Exercise data —

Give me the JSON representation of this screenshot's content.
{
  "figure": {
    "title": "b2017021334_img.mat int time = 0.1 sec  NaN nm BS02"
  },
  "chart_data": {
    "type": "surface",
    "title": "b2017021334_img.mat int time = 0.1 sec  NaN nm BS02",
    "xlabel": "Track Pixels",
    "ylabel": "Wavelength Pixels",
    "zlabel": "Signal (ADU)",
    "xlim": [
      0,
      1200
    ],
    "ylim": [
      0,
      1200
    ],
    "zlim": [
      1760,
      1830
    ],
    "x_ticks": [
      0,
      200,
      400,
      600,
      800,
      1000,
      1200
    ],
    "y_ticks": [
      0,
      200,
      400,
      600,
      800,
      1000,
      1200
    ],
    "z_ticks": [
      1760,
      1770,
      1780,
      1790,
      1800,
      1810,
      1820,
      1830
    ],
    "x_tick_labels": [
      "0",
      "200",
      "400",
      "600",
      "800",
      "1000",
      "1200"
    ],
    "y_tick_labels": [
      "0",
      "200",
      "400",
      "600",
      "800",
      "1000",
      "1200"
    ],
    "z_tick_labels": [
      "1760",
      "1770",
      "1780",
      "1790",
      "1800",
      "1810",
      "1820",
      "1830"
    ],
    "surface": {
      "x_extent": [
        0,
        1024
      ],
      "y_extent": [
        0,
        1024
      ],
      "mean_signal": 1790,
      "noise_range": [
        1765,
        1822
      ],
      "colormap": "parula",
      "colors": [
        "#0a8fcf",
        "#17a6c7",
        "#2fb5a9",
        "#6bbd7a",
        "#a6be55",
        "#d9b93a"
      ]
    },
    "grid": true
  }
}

What the task requires — The whole listing above needs to be written out again exactly.

Solution —
Give me the JSON representation of this screenshot's content.
{
  "figure": {
    "title": "b2017021334_img.mat int time = 0.1 sec  NaN nm BS02"
  },
  "chart_data": {
    "type": "surface",
    "title": "b2017021334_img.mat int time = 0.1 sec  NaN nm BS02",
    "xlabel": "Track Pixels",
    "ylabel": "Wavelength Pixels",
    "zlabel": "Signal (ADU)",
    "xlim": [
      0,
      1200
    ],
    "ylim": [
      0,
      1200
    ],
    "zlim": [
      1760,
      1830
    ],
    "x_ticks": [
      0,
      200,
      400,
      600,
      800,
      1000,
      1200
    ],
    "y_ticks": [
      0,
      200,
      400,
      600,
      800,
      1000,
      1200
    ],
    "z_ticks": [
      1760,
      1770,
      1780,
      1790,
      1800,
      1810,
      1820,
      1830
    ],
    "x_tick_labels": [
      "0",
      "200",
      "400",
      "600",
      "800",
      "1000",
      "1200"
    ],
    "y_tick_labels": [
      "0",
      "200",
      "400",
      "600",
      "800",
      "1000",
      "1200"
    ],
    "z_tick_labels": [
      "1760",
      "1770",
      "1780",
      "1790",
      "1800",
      "1810",
      "1820",
      "1830"
    ],
    "surface": {
      "x_extent": [
        0,
        1024
      ],
      "y_extent": [
        0,
        1024
      ],
      "mean_signal": 1790,
      "noise_range": [
        1765,
        1822
      ],
      "colormap": "parula",
      "colors": [
        "#0a8fcf",
        "#17a6c7",
        "#2fb5a9",
        "#6bbd7a",
        "#a6be55",
        "#d9b93a"
      ]
    },
    "grid": true
  }
}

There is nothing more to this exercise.